======== 文本段落
Codeforces-542div2
https://www.cnblogs.com/31415926535x/p/10468017.html
codeforces-1130A~G
和队友做了一套题,,
A. Be Positive
题意
题意是给你一串整数,,要找到一个除数使得每一个数被除后正数的个数大于等于 \(\lceil \frac{n}{2} \rceil\),,,
分析
统计出所有正数,负数的个数,,正数多那个除数就是1,负数多就是-1
代码
//cf
#include <bits/stdc++.h>
//#include <iostream>
//#include <cstdio>
//#include <cstdlib>
//#include <string.h>
//#include <algorithm>
#define aaa cout<<233<<endl;
#define endl '\n'
#define pb push_back
using namespace std;
typedef long long ll;
typedef unsigned long long ull;
typedef pair<int, int> pii;
const int inf = 0x3f3f3f3f;//1061109567
const ll linf = 0x3f3f3f3f3f3f3f;
const double eps = 1e-6;
const double pi = 3.14159265358979;
const int maxn = 1e6 + 5;
const int maxm = 2e5 + 5;
const ll mod = 1e9 + 7;
int a[maxn];
int main()
================
题目要求 a ::
根据文本段落，判断下列说法是否与之相符，每条回答"是"或"否"，并原样引用起决定作用的原文：(i) 正数较多时，除数取 1；(ii) 负数较多时，除数取 2；(iii) 这套题是一个人独自完成的。
======== 所给材料
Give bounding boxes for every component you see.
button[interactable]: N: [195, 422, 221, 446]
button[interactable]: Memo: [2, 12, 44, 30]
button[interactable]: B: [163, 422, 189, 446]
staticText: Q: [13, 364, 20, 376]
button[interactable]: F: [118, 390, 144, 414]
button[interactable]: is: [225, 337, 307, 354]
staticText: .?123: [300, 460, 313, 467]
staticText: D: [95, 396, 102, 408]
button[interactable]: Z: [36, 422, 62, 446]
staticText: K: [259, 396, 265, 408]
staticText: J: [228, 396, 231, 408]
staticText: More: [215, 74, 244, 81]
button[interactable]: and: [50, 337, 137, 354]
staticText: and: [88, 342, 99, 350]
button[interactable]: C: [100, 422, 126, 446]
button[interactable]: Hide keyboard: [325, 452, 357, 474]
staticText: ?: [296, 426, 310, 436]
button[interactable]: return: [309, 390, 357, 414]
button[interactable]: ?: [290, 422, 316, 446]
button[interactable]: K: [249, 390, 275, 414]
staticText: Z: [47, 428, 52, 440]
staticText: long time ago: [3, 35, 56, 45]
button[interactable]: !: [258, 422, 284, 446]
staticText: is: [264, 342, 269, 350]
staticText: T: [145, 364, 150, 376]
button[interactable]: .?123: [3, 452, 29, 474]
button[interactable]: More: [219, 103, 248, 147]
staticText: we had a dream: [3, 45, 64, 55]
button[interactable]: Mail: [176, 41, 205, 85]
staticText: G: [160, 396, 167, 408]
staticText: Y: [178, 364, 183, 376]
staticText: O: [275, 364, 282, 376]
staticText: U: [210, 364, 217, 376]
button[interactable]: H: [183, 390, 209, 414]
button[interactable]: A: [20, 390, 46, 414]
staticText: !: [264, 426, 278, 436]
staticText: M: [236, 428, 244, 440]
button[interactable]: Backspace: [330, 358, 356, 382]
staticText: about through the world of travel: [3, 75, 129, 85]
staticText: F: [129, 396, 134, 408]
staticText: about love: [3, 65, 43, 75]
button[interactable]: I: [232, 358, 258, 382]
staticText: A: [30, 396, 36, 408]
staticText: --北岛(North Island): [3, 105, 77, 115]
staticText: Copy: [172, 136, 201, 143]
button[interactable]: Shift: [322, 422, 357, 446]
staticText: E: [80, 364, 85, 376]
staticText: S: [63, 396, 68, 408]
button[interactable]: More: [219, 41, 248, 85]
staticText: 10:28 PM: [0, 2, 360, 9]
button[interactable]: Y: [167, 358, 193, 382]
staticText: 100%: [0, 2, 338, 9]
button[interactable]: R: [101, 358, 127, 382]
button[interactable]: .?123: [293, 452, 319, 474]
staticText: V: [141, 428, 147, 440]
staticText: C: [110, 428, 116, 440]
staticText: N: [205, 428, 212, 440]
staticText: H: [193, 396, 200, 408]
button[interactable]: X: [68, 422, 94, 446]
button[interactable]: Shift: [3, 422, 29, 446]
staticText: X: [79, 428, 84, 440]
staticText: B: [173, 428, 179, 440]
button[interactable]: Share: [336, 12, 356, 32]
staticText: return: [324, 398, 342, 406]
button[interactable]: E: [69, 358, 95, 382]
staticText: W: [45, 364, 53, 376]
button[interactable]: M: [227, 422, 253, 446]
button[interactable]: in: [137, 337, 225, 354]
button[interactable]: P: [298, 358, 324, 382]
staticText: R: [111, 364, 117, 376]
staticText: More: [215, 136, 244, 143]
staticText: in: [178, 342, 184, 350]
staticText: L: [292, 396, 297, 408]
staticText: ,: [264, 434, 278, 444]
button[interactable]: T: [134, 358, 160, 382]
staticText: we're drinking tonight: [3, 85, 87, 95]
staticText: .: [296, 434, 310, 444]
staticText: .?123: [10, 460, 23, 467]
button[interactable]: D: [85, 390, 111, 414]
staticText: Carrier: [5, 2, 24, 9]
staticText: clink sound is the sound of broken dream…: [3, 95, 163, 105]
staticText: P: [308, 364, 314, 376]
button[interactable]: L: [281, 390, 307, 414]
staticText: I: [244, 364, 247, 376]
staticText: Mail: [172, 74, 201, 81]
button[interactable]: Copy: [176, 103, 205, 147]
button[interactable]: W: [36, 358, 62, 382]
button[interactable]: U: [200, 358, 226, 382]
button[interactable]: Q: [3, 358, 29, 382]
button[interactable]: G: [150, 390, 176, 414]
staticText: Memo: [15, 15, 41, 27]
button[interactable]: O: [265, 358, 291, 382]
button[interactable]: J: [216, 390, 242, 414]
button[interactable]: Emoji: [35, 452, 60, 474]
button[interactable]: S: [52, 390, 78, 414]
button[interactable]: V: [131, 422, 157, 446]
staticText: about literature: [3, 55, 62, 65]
================
题目要求 b ::
摘录记录中从第一行到含有"button[interactable]: is: [225, 337, 307, 354]"的那一行之间的各行，首尾两行都包括，逐字照抄。

参考答案 a ::
(i) 是，"正数多那个除数就是1"。
(ii) 否，"负数多就是-1"。
(iii) 否，"和队友做了一套题"。

参考答案 b ::
Give bounding boxes for every component you see.
button[interactable]: N: [195, 422, 221, 446]
button[interactable]: Memo: [2, 12, 44, 30]
button[interactable]: B: [163, 422, 189, 446]
staticText: Q: [13, 364, 20, 376]
button[interactable]: F: [118, 390, 144, 414]
button[interactable]: is: [225, 337, 307, 354]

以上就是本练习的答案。